[Start of Task material]

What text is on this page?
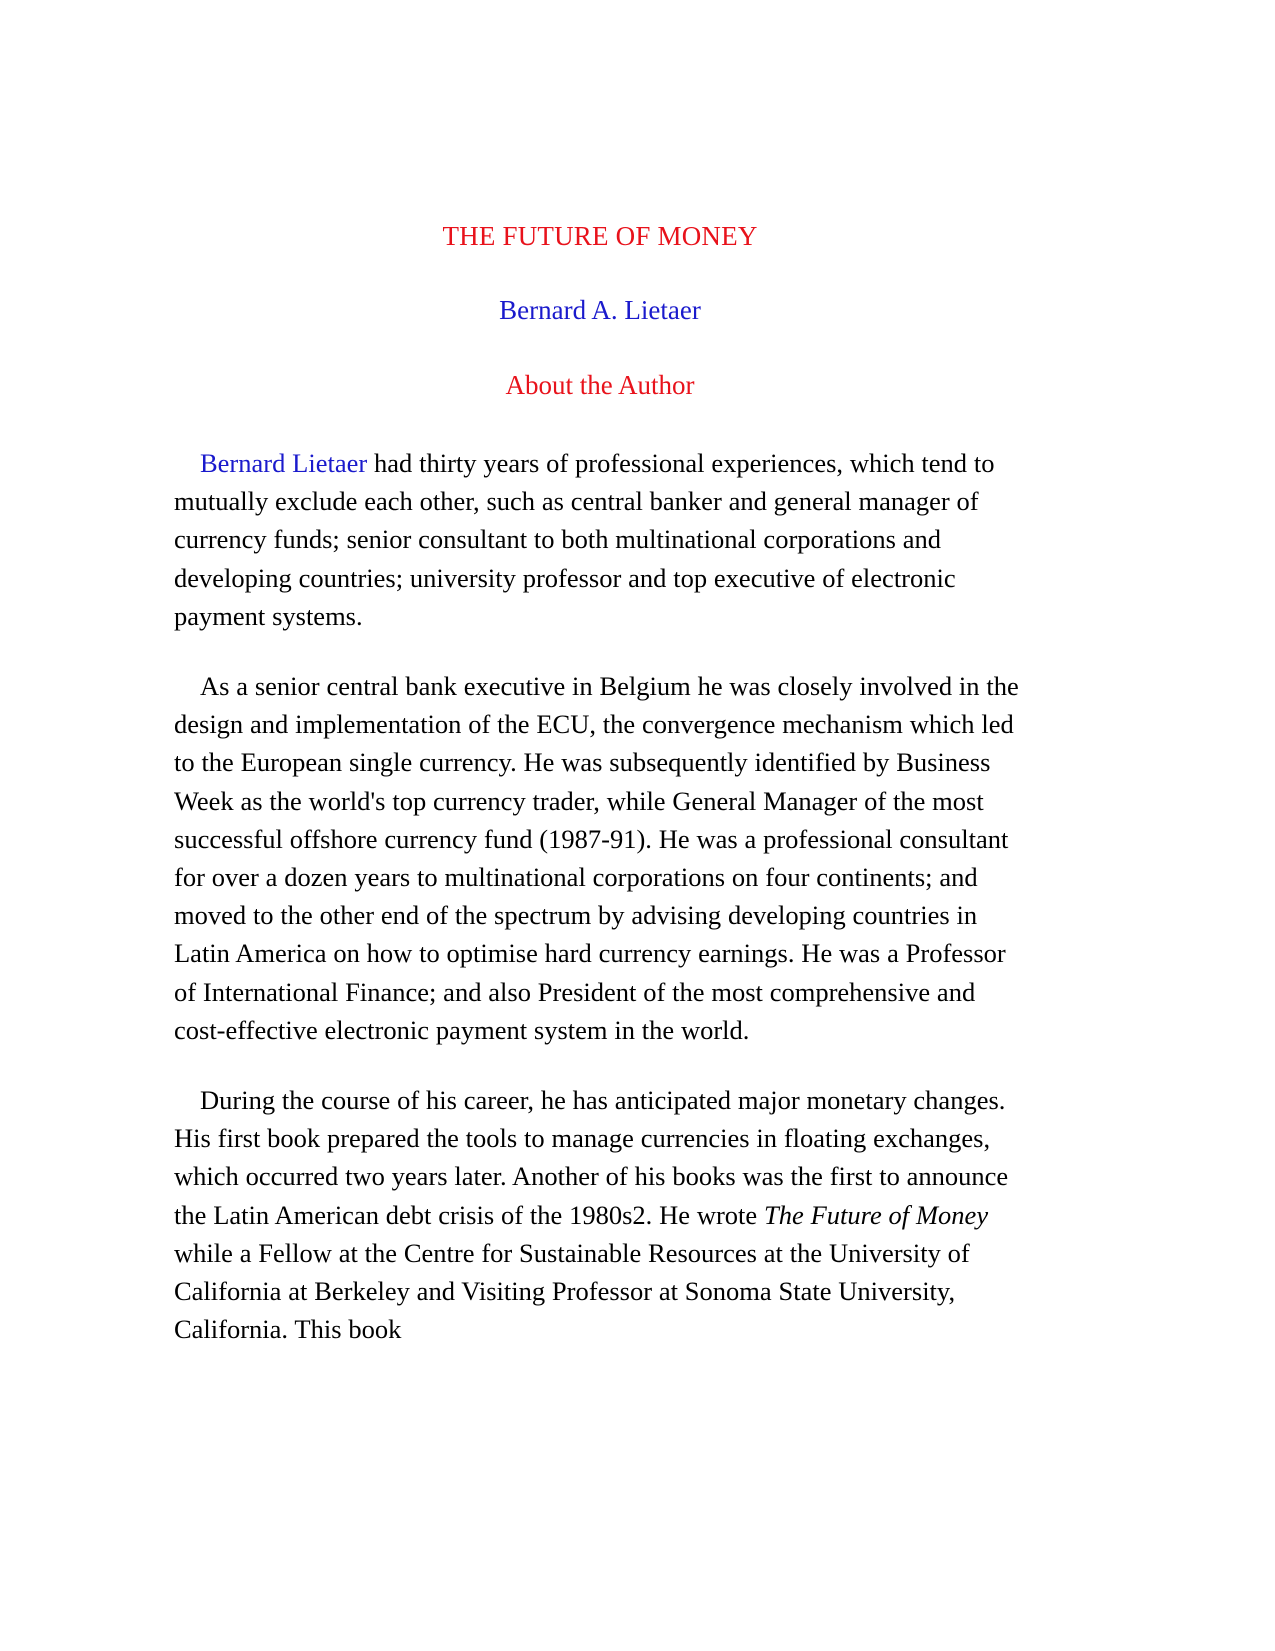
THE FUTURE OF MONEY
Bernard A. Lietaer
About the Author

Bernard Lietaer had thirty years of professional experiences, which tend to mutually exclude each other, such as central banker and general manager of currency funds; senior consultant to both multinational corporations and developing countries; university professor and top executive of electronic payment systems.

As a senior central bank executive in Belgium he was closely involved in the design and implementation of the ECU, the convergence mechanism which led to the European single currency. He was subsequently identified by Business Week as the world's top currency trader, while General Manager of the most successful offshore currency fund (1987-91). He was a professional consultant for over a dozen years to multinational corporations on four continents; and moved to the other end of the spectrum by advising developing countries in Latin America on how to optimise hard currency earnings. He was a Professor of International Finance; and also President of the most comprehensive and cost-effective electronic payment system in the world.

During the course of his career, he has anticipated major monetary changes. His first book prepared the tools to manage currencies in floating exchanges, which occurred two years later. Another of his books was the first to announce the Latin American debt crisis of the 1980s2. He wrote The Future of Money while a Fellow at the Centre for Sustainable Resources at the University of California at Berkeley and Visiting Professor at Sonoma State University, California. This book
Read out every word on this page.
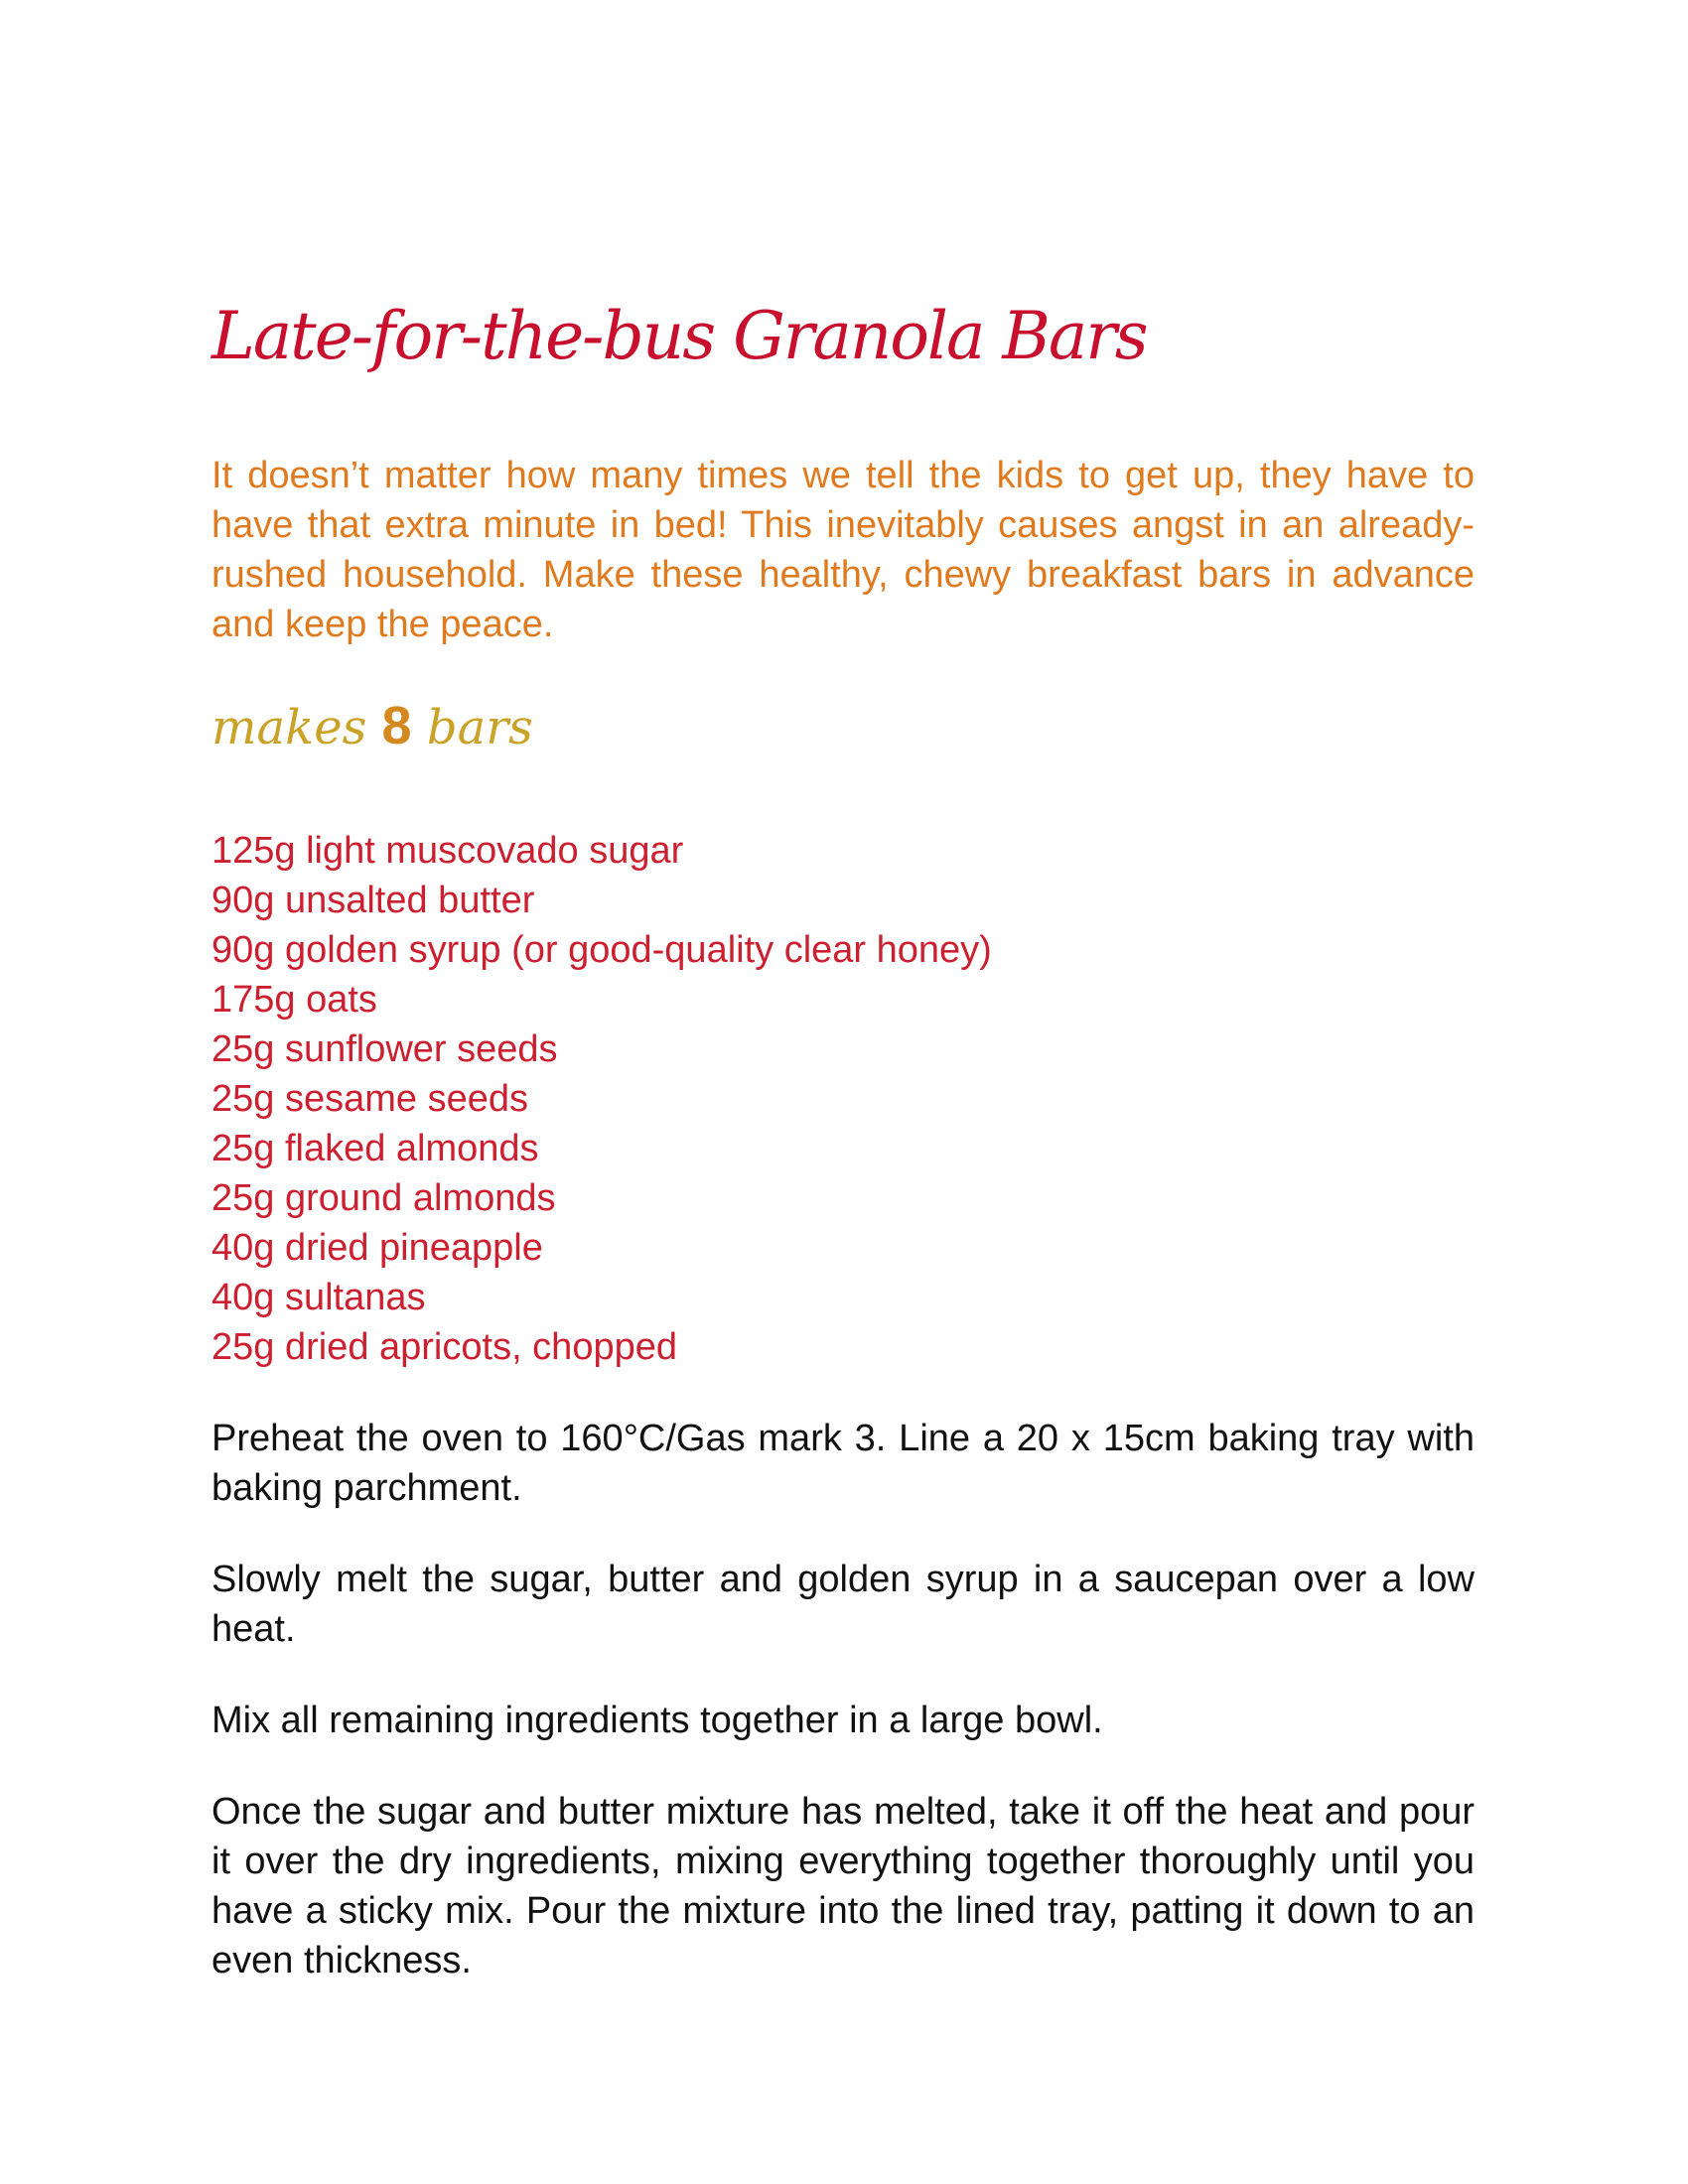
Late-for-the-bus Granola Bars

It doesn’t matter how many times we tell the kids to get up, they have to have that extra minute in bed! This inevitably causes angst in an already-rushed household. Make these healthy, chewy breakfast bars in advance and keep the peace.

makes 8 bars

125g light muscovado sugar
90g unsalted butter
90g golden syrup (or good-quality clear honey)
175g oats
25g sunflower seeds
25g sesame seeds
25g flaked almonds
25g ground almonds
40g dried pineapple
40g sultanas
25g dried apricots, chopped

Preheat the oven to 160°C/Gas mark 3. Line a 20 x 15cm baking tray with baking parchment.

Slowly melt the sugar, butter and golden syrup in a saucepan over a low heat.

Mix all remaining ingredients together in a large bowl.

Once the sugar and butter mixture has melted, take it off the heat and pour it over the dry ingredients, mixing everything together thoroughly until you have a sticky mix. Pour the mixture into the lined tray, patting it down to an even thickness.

[End of Task material]

**Aim of the task:** Leaving out the pictures, repeat the data above exactly.

**Exercise answer:**
What text is on this page?
THE FUTURE OF MONEY
Bernard A. Lietaer
About the Author

Bernard Lietaer had thirty years of professional experiences, which tend to mutually exclude each other, such as central banker and general manager of currency funds; senior consultant to both multinational corporations and developing countries; university professor and top executive of electronic payment systems.

As a senior central bank executive in Belgium he was closely involved in the design and implementation of the ECU, the convergence mechanism which led to the European single currency. He was subsequently identified by Business Week as the world's top currency trader, while General Manager of the most successful offshore currency fund (1987-91). He was a professional consultant for over a dozen years to multinational corporations on four continents; and moved to the other end of the spectrum by advising developing countries in Latin America on how to optimise hard currency earnings. He was a Professor of International Finance; and also President of the most comprehensive and cost-effective electronic payment system in the world.

During the course of his career, he has anticipated major monetary changes. His first book prepared the tools to manage currencies in floating exchanges, which occurred two years later. Another of his books was the first to announce the Latin American debt crisis of the 1980s2. He wrote The Future of Money while a Fellow at the Centre for Sustainable Resources at the University of California at Berkeley and Visiting Professor at Sonoma State University, California. This book
Read out every word on this page.
Late-for-the-bus Granola Bars

It doesn’t matter how many times we tell the kids to get up, they have to have that extra minute in bed! This inevitably causes angst in an already-rushed household. Make these healthy, chewy breakfast bars in advance and keep the peace.

makes 8 bars

125g light muscovado sugar
90g unsalted butter
90g golden syrup (or good-quality clear honey)
175g oats
25g sunflower seeds
25g sesame seeds
25g flaked almonds
25g ground almonds
40g dried pineapple
40g sultanas
25g dried apricots, chopped

Preheat the oven to 160°C/Gas mark 3. Line a 20 x 15cm baking tray with baking parchment.

Slowly melt the sugar, butter and golden syrup in a saucepan over a low heat.

Mix all remaining ingredients together in a large bowl.

Once the sugar and butter mixture has melted, take it off the heat and pour it over the dry ingredients, mixing everything together thoroughly until you have a sticky mix. Pour the mixture into the lined tray, patting it down to an even thickness.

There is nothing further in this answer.